BEGIN

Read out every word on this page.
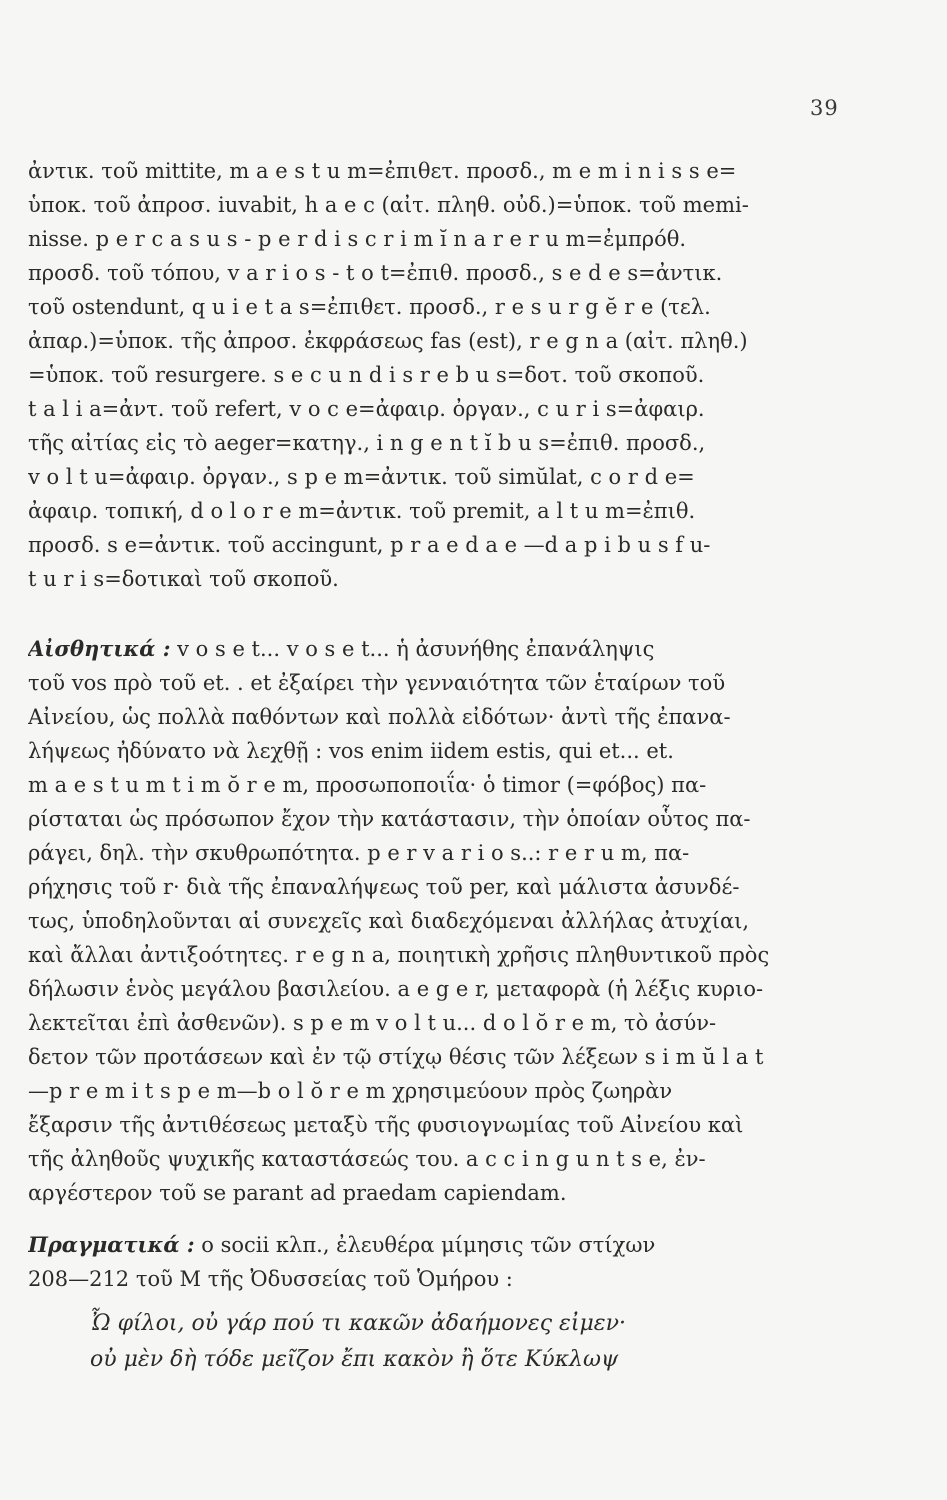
39
ἀντικ. τοῦ mittite, m a e s t u m=ἐπιθετ. προσδ., m e m i n i s s e=
ὑποκ. τοῦ ἀπροσ. iuvabit, h a e c (αἰτ. πληθ. οὐδ.)=ὑποκ. τοῦ memi-
nisse. p e r c a s u s - p e r d i s c r i m ĭ n a r e r u m=ἐμπρόθ.
προσδ. τοῦ τόπου, v a r i o s - t o t=ἐπιθ. προσδ., s e d e s=ἀντικ.
τοῦ ostendunt, q u i e t a s=ἐπιθετ. προσδ., r e s u r g ĕ r e (τελ.
ἀπαρ.)=ὑποκ. τῆς ἀπροσ. ἐκφράσεως fas (est), r e g n a (αἰτ. πληθ.)
=ὑποκ. τοῦ resurgere. s e c u n d i s r e b u s=δοτ. τοῦ σκοποῦ.
t a l i a=ἀντ. τοῦ refert, v o c e=ἀφαιρ. ὀργαν., c u r i s=ἀφαιρ.
τῆς αἰτίας εἰς τὸ aeger=κατηγ., i n g e n t ĭ b u s=ἐπιθ. προσδ.,
v o l t u=ἀφαιρ. ὀργαν., s p e m=ἀντικ. τοῦ simŭlat, c o r d e=
ἀφαιρ. τοπική, d o l o r e m=ἀντικ. τοῦ premit, a l t u m=ἐπιθ.
προσδ. s e=ἀντικ. τοῦ accingunt, p r a e d a e —d a p i b u s f u-
t u r i s=δοτικαὶ τοῦ σκοποῦ.
Αἰσθητικά : v o s e t... v o s e t... ἡ ἀσυνήθης ἐπανάληψις
τοῦ vos πρὸ τοῦ et. . et ἐξαίρει τὴν γενναιότητα τῶν ἑταίρων τοῦ
Αἰνείου, ὡς πολλὰ παθόντων καὶ πολλὰ εἰδότων· ἀντὶ τῆς ἐπανα-
λήψεως ἠδύνατο νὰ λεχθῇ : vos enim iidem estis, qui et... et.
m a e s t u m t i m ŏ r e m, προσωποποιΐα· ὁ timor (=φόβος) πα-
ρίσταται ὡς πρόσωπον ἔχον τὴν κατάστασιν, τὴν ὁποίαν οὗτος πα-
ράγει, δηλ. τὴν σκυθρωπότητα. p e r v a r i o s..: r e r u m, πα-
ρήχησις τοῦ r· διὰ τῆς ἐπαναλήψεως τοῦ per, καὶ μάλιστα ἀσυνδέ-
τως, ὑποδηλοῦνται αἱ συνεχεῖς καὶ διαδεχόμεναι ἀλλήλας ἀτυχίαι,
καὶ ἄλλαι ἀντιξοότητες. r e g n a, ποιητικὴ χρῆσις πληθυντικοῦ πρὸς
δήλωσιν ἑνὸς μεγάλου βασιλείου. a e g e r, μεταφορὰ (ἡ λέξις κυριο-
λεκτεῖται ἐπὶ ἀσθενῶν). s p e m v o l t u... d o l ŏ r e m, τὸ ἀσύν-
δετον τῶν προτάσεων καὶ ἐν τῷ στίχῳ θέσις τῶν λέξεων s i m ŭ l a t
—p r e m i t s p e m—b o l ŏ r e m χρησιμεύουν πρὸς ζωηρὰν
ἔξαρσιν τῆς ἀντιθέσεως μεταξὺ τῆς φυσιογνωμίας τοῦ Αἰνείου καὶ
τῆς ἀληθοῦς ψυχικῆς καταστάσεώς του. a c c i n g u n t s e, ἐν-
αργέστερον τοῦ se parant ad praedam capiendam.
Πραγματικά : o socii κλπ., ἐλευθέρα μίμησις τῶν στίχων
208—212 τοῦ Μ τῆς Ὀδυσσείας τοῦ Ὁμήρου :
Ὦ φίλοι, οὐ γάρ πού τι κακῶν ἀδαήμονες εἰμεν·
οὐ μὲν δὴ τόδε μεῖζον ἔπι κακὸν ἢ ὅτε Κύκλωψ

END

■ **Task requirements**: Extract, from the listing above, every line where the string "ὀργαν" occurs.

■ **Result of the exercise**:
t a l i a=ἀντ. τοῦ refert, v o c e=ἀφαιρ. ὀργαν., c u r i s=ἀφαιρ.
v o l t u=ἀφαιρ. ὀργαν., s p e m=ἀντικ. τοῦ simŭlat, c o r d e=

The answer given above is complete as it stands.